> **Raw records**
-------------------------

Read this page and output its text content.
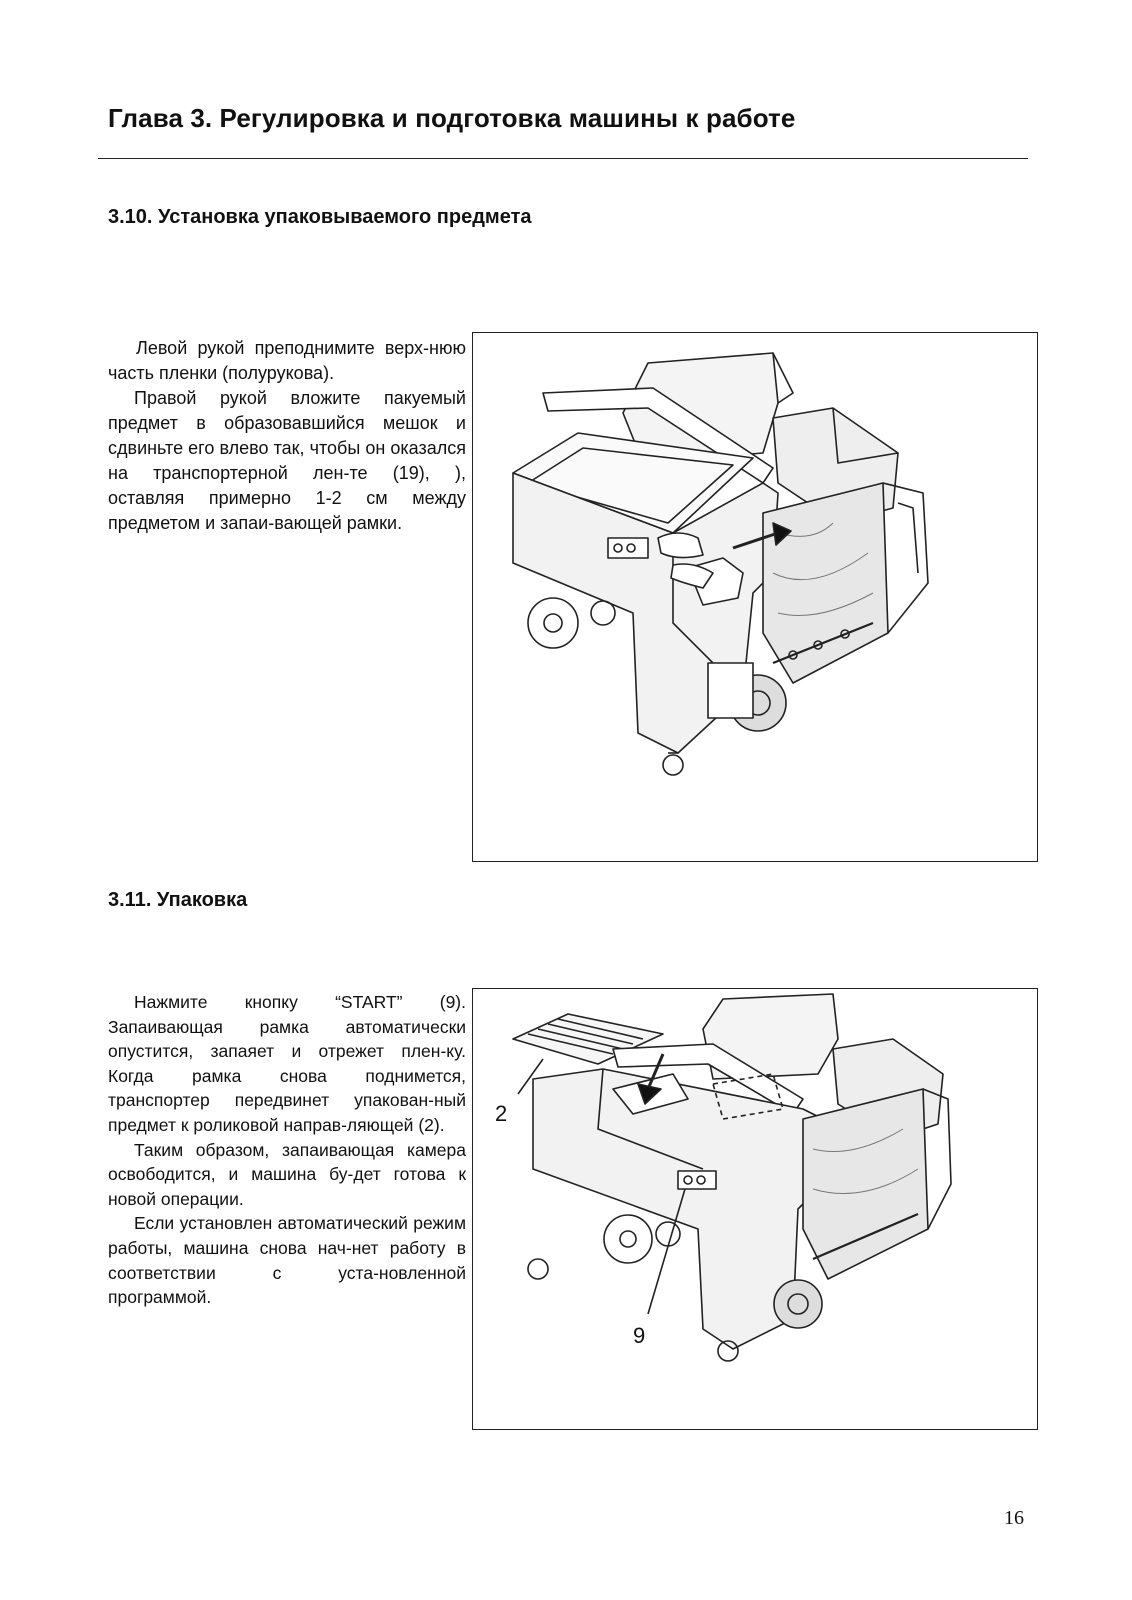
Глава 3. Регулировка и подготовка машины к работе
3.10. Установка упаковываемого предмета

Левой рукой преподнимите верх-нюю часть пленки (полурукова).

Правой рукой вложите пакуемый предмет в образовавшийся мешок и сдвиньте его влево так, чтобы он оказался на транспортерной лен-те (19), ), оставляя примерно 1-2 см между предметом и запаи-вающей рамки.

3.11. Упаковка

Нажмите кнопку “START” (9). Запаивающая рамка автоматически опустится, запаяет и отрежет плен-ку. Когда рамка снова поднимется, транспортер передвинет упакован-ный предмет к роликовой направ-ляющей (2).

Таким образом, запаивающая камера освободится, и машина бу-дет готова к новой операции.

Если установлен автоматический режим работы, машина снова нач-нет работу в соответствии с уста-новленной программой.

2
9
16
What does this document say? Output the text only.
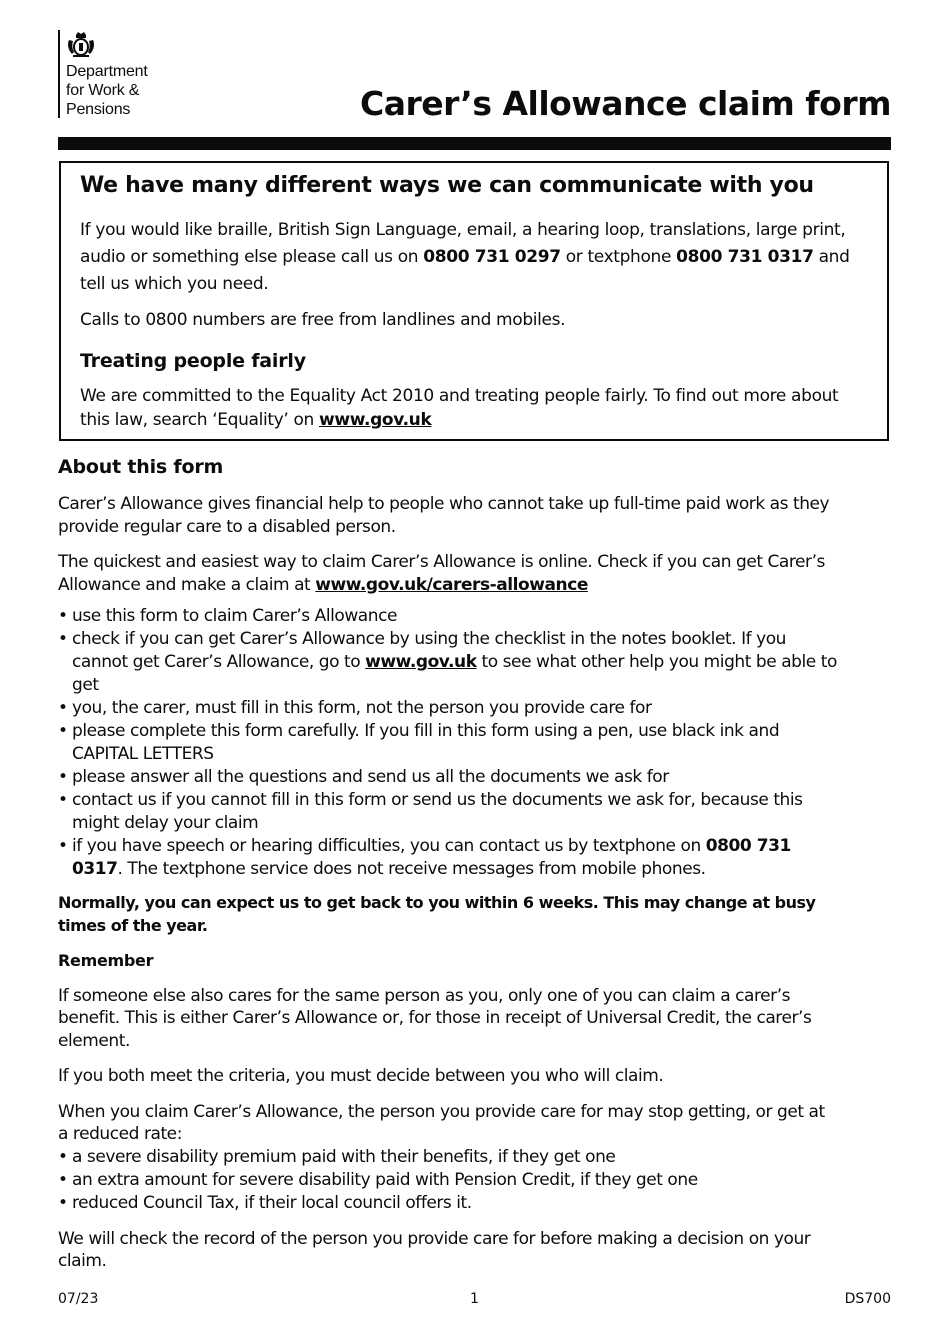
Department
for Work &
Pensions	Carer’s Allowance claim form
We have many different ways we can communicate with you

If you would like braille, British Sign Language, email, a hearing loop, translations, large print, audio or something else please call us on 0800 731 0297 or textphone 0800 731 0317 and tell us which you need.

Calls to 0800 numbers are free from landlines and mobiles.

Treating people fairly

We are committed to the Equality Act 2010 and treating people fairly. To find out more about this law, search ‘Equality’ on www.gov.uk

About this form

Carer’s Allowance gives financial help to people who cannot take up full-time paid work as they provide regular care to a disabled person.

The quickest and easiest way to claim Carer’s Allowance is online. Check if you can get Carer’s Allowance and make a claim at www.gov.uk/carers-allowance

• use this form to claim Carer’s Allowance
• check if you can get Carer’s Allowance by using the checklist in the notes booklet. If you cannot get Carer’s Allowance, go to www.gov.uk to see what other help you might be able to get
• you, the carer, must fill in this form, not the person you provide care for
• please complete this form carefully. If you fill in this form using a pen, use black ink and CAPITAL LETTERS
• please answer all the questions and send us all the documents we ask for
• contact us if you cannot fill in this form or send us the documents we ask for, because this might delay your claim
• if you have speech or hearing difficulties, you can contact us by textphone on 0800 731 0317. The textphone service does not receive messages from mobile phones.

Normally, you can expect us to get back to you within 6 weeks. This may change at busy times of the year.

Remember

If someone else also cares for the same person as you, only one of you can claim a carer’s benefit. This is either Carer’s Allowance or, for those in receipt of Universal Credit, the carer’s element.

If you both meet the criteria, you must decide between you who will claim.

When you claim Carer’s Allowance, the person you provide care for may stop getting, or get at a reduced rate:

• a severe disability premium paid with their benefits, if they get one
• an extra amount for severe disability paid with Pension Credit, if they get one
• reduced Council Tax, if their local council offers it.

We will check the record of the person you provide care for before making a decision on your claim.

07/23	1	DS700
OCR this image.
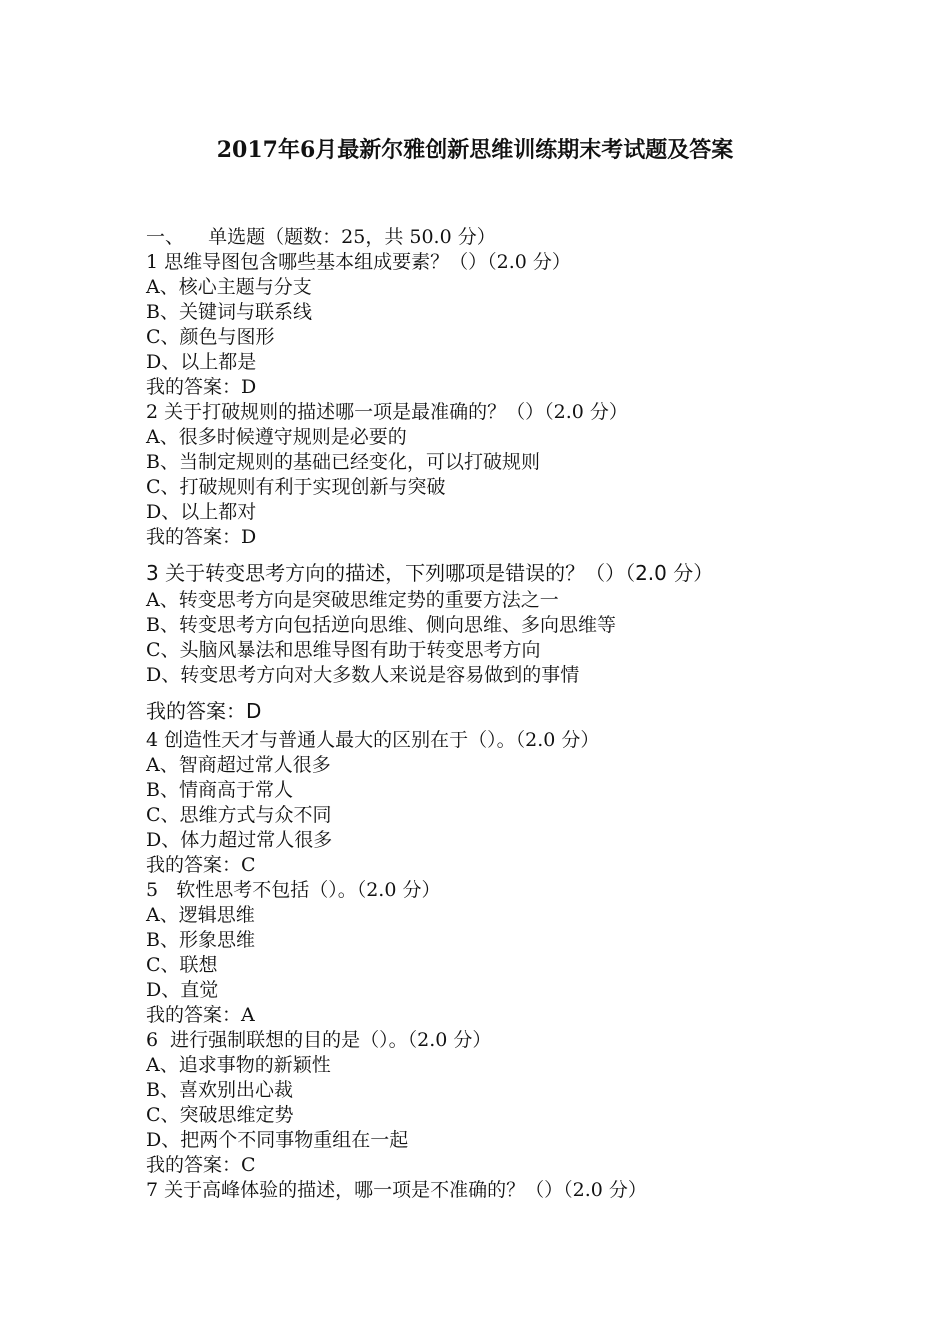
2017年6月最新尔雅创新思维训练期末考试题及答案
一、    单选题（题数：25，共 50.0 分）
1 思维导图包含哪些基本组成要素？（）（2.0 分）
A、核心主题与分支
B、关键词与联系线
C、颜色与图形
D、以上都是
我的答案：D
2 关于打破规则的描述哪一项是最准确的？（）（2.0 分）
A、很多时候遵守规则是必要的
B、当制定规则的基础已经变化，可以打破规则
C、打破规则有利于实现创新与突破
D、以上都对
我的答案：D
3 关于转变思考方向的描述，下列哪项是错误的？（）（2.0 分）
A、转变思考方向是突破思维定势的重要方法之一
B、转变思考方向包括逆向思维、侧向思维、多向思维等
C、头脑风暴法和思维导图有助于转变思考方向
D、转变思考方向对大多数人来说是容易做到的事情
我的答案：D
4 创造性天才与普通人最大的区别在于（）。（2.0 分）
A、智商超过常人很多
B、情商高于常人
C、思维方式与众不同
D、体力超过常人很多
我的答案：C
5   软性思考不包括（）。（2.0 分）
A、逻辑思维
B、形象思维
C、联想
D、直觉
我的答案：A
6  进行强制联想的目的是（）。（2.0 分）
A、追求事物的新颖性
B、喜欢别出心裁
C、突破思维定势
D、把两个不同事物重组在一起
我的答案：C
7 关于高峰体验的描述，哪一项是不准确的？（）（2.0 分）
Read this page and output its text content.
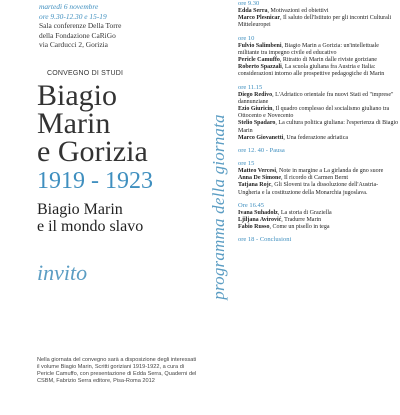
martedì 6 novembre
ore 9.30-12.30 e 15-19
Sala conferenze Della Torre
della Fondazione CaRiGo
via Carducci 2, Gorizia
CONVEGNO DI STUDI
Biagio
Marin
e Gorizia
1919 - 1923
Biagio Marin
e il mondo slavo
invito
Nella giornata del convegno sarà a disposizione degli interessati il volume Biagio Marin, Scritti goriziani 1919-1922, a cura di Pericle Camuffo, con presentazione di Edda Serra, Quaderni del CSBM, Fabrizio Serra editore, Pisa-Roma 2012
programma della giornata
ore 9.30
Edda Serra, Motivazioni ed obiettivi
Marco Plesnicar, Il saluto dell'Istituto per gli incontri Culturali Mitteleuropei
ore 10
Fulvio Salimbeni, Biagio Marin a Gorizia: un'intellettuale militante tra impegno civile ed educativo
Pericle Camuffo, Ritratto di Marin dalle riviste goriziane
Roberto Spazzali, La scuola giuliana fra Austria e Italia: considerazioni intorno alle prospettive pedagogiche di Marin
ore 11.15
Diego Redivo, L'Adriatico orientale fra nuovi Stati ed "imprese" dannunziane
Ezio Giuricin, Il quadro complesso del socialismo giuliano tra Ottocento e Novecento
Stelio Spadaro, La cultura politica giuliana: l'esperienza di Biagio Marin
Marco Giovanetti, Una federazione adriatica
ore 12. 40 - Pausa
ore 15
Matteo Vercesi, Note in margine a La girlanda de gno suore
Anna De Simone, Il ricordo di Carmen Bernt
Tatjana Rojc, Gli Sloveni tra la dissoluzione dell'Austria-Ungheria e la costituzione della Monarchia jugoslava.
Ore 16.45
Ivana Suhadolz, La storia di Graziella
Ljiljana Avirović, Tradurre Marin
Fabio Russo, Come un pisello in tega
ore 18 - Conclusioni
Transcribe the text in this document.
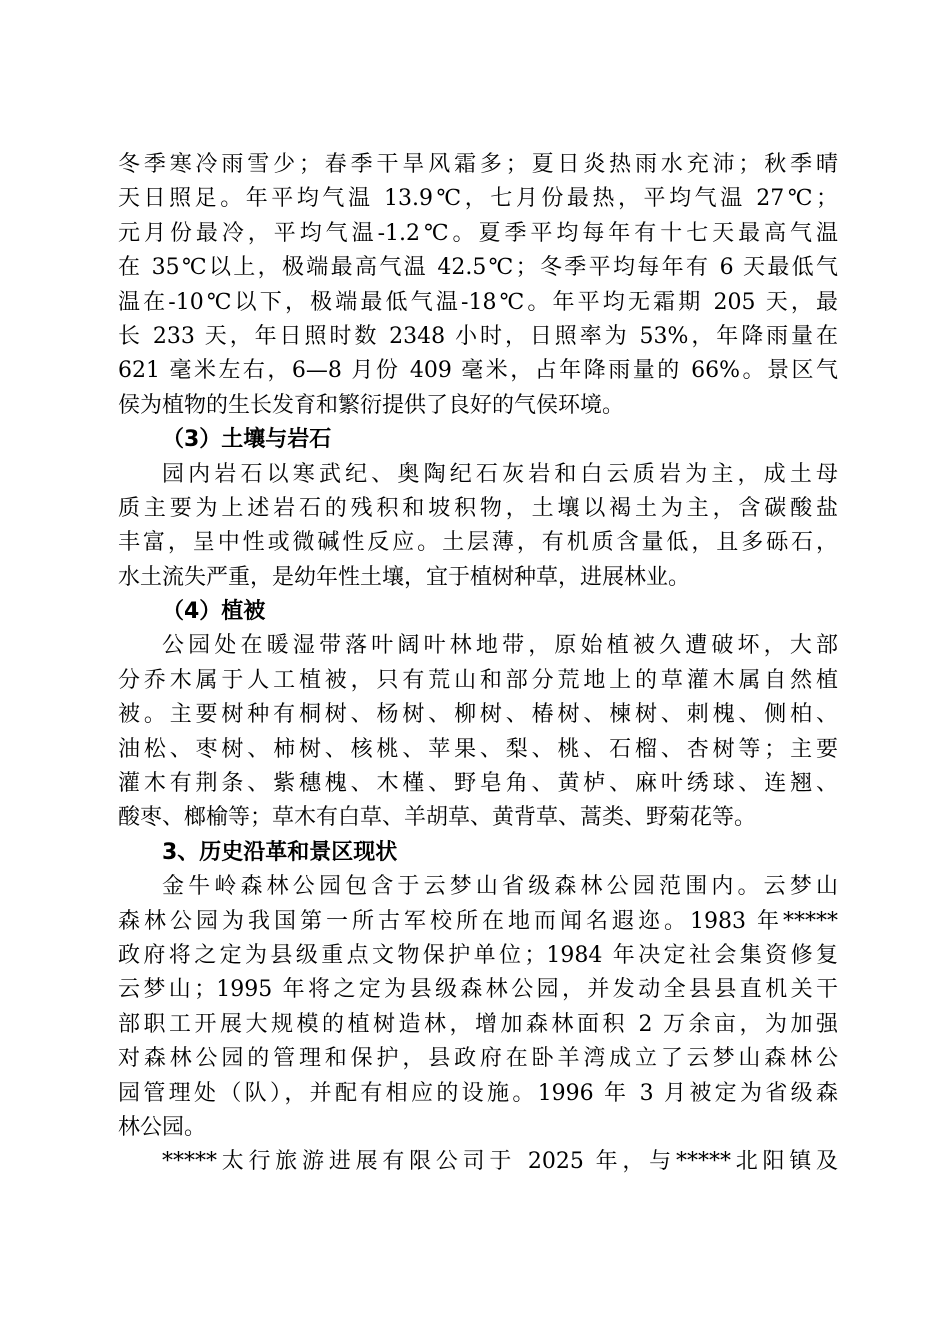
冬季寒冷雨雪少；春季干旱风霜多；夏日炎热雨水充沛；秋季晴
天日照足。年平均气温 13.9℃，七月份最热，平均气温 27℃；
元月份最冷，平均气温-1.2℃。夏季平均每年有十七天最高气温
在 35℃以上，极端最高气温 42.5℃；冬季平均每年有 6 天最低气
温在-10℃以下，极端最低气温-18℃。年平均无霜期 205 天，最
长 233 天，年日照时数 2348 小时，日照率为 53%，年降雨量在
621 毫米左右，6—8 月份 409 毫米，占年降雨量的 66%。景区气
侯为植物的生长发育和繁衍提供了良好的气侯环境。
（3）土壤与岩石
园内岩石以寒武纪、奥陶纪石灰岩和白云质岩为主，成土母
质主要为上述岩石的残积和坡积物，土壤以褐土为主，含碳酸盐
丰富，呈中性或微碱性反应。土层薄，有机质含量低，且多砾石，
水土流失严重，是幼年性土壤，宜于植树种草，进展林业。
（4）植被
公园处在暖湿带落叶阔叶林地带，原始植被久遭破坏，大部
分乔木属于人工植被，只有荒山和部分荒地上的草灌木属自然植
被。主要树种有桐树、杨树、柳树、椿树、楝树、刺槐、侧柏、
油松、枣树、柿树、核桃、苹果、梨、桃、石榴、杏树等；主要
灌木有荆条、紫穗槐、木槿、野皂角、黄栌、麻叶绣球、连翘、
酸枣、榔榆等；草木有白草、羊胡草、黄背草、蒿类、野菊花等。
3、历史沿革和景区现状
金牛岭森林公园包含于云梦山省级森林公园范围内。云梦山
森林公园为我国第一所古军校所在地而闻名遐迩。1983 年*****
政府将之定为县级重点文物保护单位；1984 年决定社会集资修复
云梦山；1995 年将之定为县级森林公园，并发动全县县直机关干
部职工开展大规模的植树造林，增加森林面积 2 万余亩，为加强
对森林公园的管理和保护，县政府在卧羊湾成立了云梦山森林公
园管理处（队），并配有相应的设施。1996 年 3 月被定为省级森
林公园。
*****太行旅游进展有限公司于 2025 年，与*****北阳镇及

-------------------------

> **Written problem**
Pull out every line above that holds the word "severe".

> **Written answer**
• a severe disability premium paid with their benefits, if they get one
• an extra amount for severe disability paid with Pension Credit, if they get one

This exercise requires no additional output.